Records shown START

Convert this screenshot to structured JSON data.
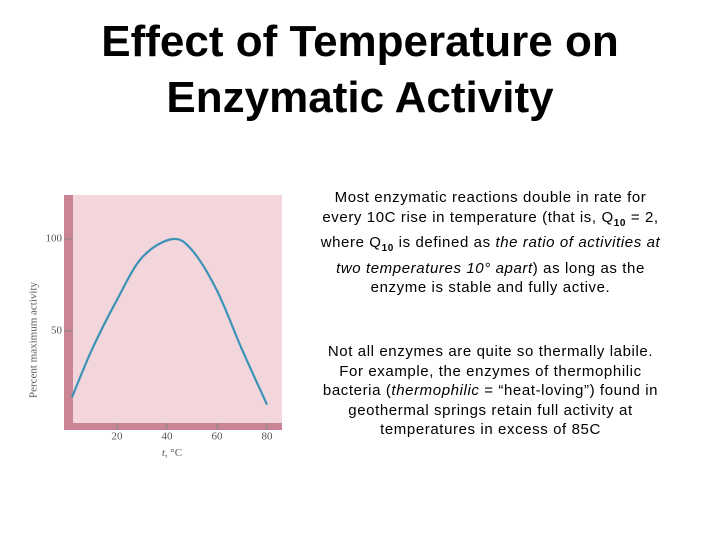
{
  "title": "Effect of Temperature on Enzymatic Activity",
  "text": {
    "paragraph1": [
      "Most enzymatic reactions double in rate for every 10C rise in temperature (that is, Q",
      "10",
      " = 2, where Q",
      "10",
      " is defined as ",
      "the ratio of activities at two temperatures 10° apart",
      ") as long as the enzyme is stable and fully active."
    ],
    "paragraph2": [
      "Not all enzymes are quite so thermally labile. For example, the enzymes of thermophilic bacteria (",
      "thermophilic",
      " = “heat-loving”) found in geothermal springs retain full activity at temperatures in excess of 85C"
    ]
  },
  "chart_data": {
    "type": "line",
    "x_label_var": "t",
    "x_label": ", °C",
    "y_label": "Percent maximum activity",
    "x": [
      2,
      10,
      20,
      30,
      42,
      50,
      60,
      70,
      80
    ],
    "values": [
      14,
      40,
      67,
      90,
      100,
      94,
      72,
      40,
      10
    ],
    "color": "#3d93b5",
    "xlim": [
      0,
      86
    ],
    "ylim": [
      0,
      124
    ],
    "xticks": [
      20,
      40,
      60,
      80
    ],
    "yticks": [
      50,
      100
    ]
  }
}
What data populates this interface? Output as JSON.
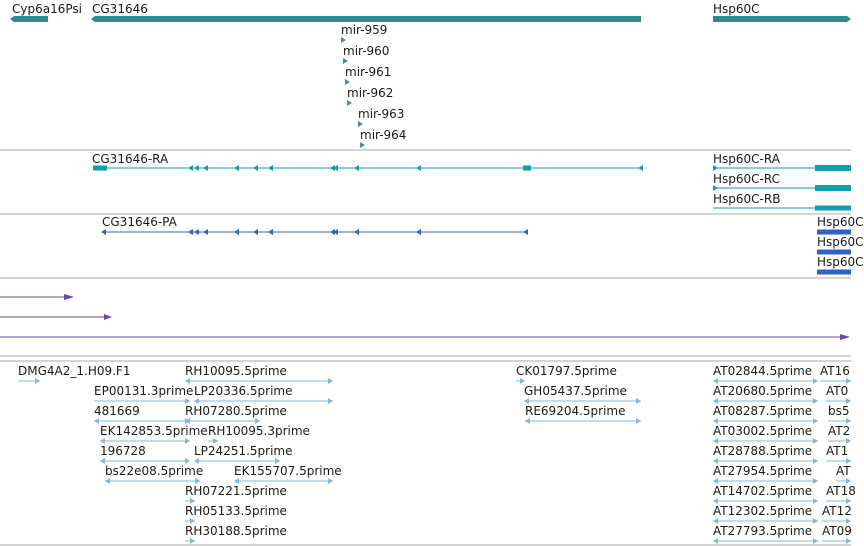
{
  "colors": {
    "gene": "#2e8b8b",
    "mirna": "#3d8fa6",
    "transcript": "#0f9db0",
    "cds": "#2e63c6",
    "other": "#6a48a8",
    "est": "#7fb8e0",
    "divider": "#a9a9a9",
    "text": "#1a1a1a"
  },
  "gene_track": {
    "genes": [
      {
        "name": "Cyp6a16Psi",
        "direction": "reverse"
      },
      {
        "name": "CG31646",
        "direction": "reverse"
      },
      {
        "name": "Hsp60C",
        "direction": "forward"
      }
    ],
    "mirnas": [
      {
        "name": "mir-959",
        "direction": "forward"
      },
      {
        "name": "mir-960",
        "direction": "forward"
      },
      {
        "name": "mir-961",
        "direction": "forward"
      },
      {
        "name": "mir-962",
        "direction": "forward"
      },
      {
        "name": "mir-963",
        "direction": "forward"
      },
      {
        "name": "mir-964",
        "direction": "forward"
      }
    ]
  },
  "transcript_track": {
    "transcripts": [
      {
        "name": "CG31646-RA",
        "direction": "reverse"
      },
      {
        "name": "Hsp60C-RA",
        "direction": "forward"
      },
      {
        "name": "Hsp60C-RC",
        "direction": "forward"
      },
      {
        "name": "Hsp60C-RB",
        "direction": "forward"
      }
    ]
  },
  "cds_track": {
    "cds": [
      {
        "name": "CG31646-PA",
        "direction": "reverse"
      },
      {
        "name": "Hsp60C",
        "direction": "forward"
      },
      {
        "name": "Hsp60C",
        "direction": "forward"
      },
      {
        "name": "Hsp60C",
        "direction": "forward"
      }
    ]
  },
  "est_track": {
    "ests": [
      "DMG4A2_1.H09.F1",
      "RH10095.5prime",
      "EP00131.3prime",
      "LP20336.5prime",
      "481669",
      "RH07280.5prime",
      "EK142853.5prime",
      "RH10095.3prime",
      "196728",
      "LP24251.5prime",
      "bs22e08.5prime",
      "EK155707.5prime",
      "RH07221.5prime",
      "RH05133.5prime",
      "RH30188.5prime",
      "CK01797.5prime",
      "GH05437.5prime",
      "RE69204.5prime",
      "AT02844.5prime",
      "AT16",
      "AT20680.5prime",
      "AT0",
      "AT08287.5prime",
      "bs5",
      "AT03002.5prime",
      "AT2",
      "AT28788.5prime",
      "AT1",
      "AT27954.5prime",
      "AT",
      "AT14702.5prime",
      "AT18",
      "AT12302.5prime",
      "AT12",
      "AT27793.5prime",
      "AT09"
    ]
  }
}
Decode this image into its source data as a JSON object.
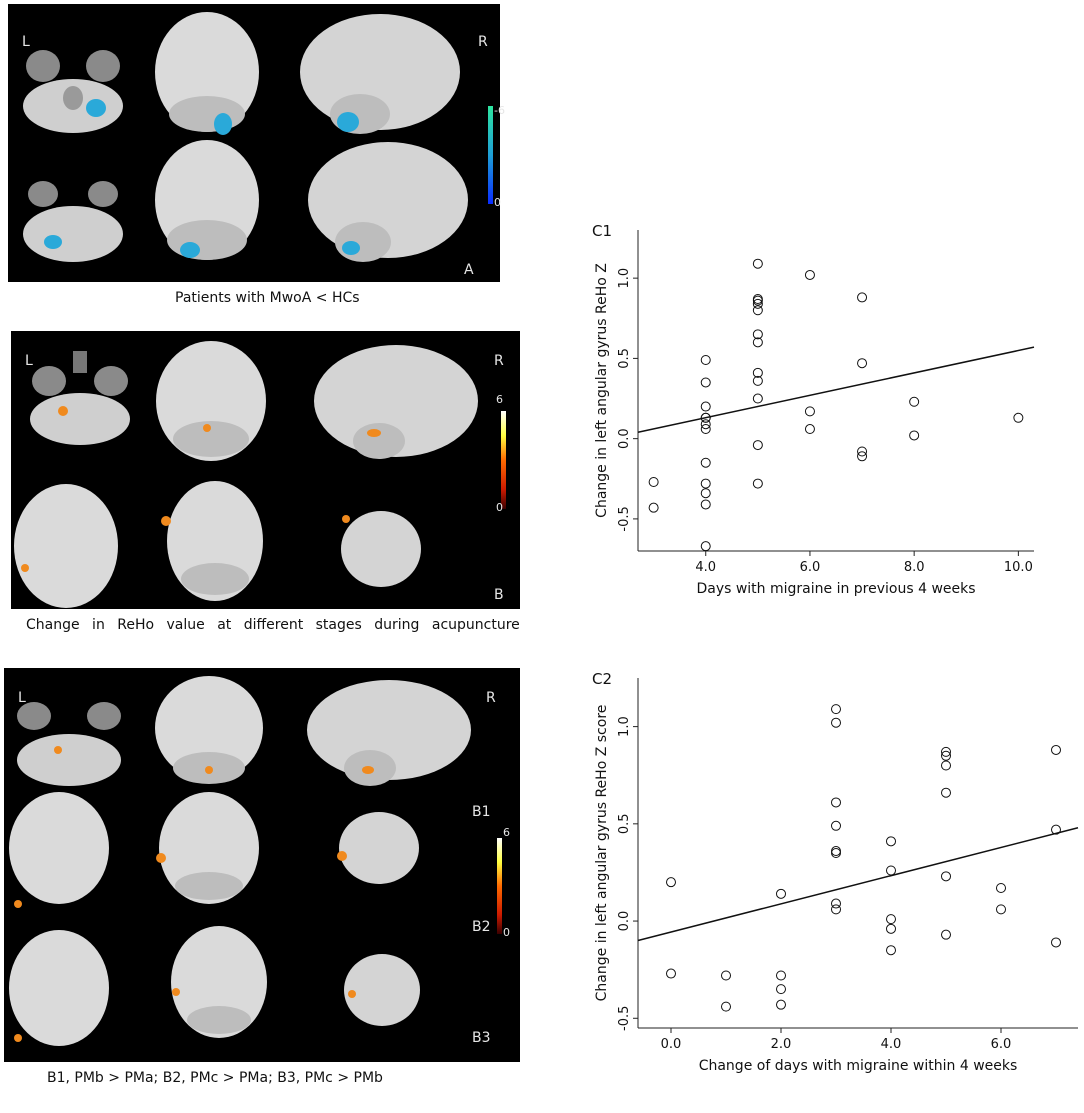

Records shown END

Your instructions:
Output the entries exactly and keep every picture out of them.

Final answer:
Convert this screenshot to structured JSON data.
{
  "title": "Effect of Temperature on Enzymatic Activity",
  "text": {
    "paragraph1": [
      "Most enzymatic reactions double in rate for every 10C rise in temperature (that is, Q",
      "10",
      " = 2, where Q",
      "10",
      " is defined as ",
      "the ratio of activities at two temperatures 10° apart",
      ") as long as the enzyme is stable and fully active."
    ],
    "paragraph2": [
      "Not all enzymes are quite so thermally labile. For example, the enzymes of thermophilic bacteria (",
      "thermophilic",
      " = “heat-loving”) found in geothermal springs retain full activity at temperatures in excess of 85C"
    ]
  },
  "chart_data": {
    "type": "line",
    "x_label_var": "t",
    "x_label": ", °C",
    "y_label": "Percent maximum activity",
    "x": [
      2,
      10,
      20,
      30,
      42,
      50,
      60,
      70,
      80
    ],
    "values": [
      14,
      40,
      67,
      90,
      100,
      94,
      72,
      40,
      10
    ],
    "color": "#3d93b5",
    "xlim": [
      0,
      86
    ],
    "ylim": [
      0,
      124
    ],
    "xticks": [
      20,
      40,
      60,
      80
    ],
    "yticks": [
      50,
      100
    ]
  }
}
What data populates this interface? Output as JSON.
{
  "colors": {
    "gene": "#2e8b8b",
    "mirna": "#3d8fa6",
    "transcript": "#0f9db0",
    "cds": "#2e63c6",
    "other": "#6a48a8",
    "est": "#7fb8e0",
    "divider": "#a9a9a9",
    "text": "#1a1a1a"
  },
  "gene_track": {
    "genes": [
      {
        "name": "Cyp6a16Psi",
        "direction": "reverse"
      },
      {
        "name": "CG31646",
        "direction": "reverse"
      },
      {
        "name": "Hsp60C",
        "direction": "forward"
      }
    ],
    "mirnas": [
      {
        "name": "mir-959",
        "direction": "forward"
      },
      {
        "name": "mir-960",
        "direction": "forward"
      },
      {
        "name": "mir-961",
        "direction": "forward"
      },
      {
        "name": "mir-962",
        "direction": "forward"
      },
      {
        "name": "mir-963",
        "direction": "forward"
      },
      {
        "name": "mir-964",
        "direction": "forward"
      }
    ]
  },
  "transcript_track": {
    "transcripts": [
      {
        "name": "CG31646-RA",
        "direction": "reverse"
      },
      {
        "name": "Hsp60C-RA",
        "direction": "forward"
      },
      {
        "name": "Hsp60C-RC",
        "direction": "forward"
      },
      {
        "name": "Hsp60C-RB",
        "direction": "forward"
      }
    ]
  },
  "cds_track": {
    "cds": [
      {
        "name": "CG31646-PA",
        "direction": "reverse"
      },
      {
        "name": "Hsp60C",
        "direction": "forward"
      },
      {
        "name": "Hsp60C",
        "direction": "forward"
      },
      {
        "name": "Hsp60C",
        "direction": "forward"
      }
    ]
  },
  "est_track": {
    "ests": [
      "DMG4A2_1.H09.F1",
      "RH10095.5prime",
      "EP00131.3prime",
      "LP20336.5prime",
      "481669",
      "RH07280.5prime",
      "EK142853.5prime",
      "RH10095.3prime",
      "196728",
      "LP24251.5prime",
      "bs22e08.5prime",
      "EK155707.5prime",
      "RH07221.5prime",
      "RH05133.5prime",
      "RH30188.5prime",
      "CK01797.5prime",
      "GH05437.5prime",
      "RE69204.5prime",
      "AT02844.5prime",
      "AT16",
      "AT20680.5prime",
      "AT0",
      "AT08287.5prime",
      "bs5",
      "AT03002.5prime",
      "AT2",
      "AT28788.5prime",
      "AT1",
      "AT27954.5prime",
      "AT",
      "AT14702.5prime",
      "AT18",
      "AT12302.5prime",
      "AT12",
      "AT27793.5prime",
      "AT09"
    ]
  }
}
Decode this image into its source data as a JSON object.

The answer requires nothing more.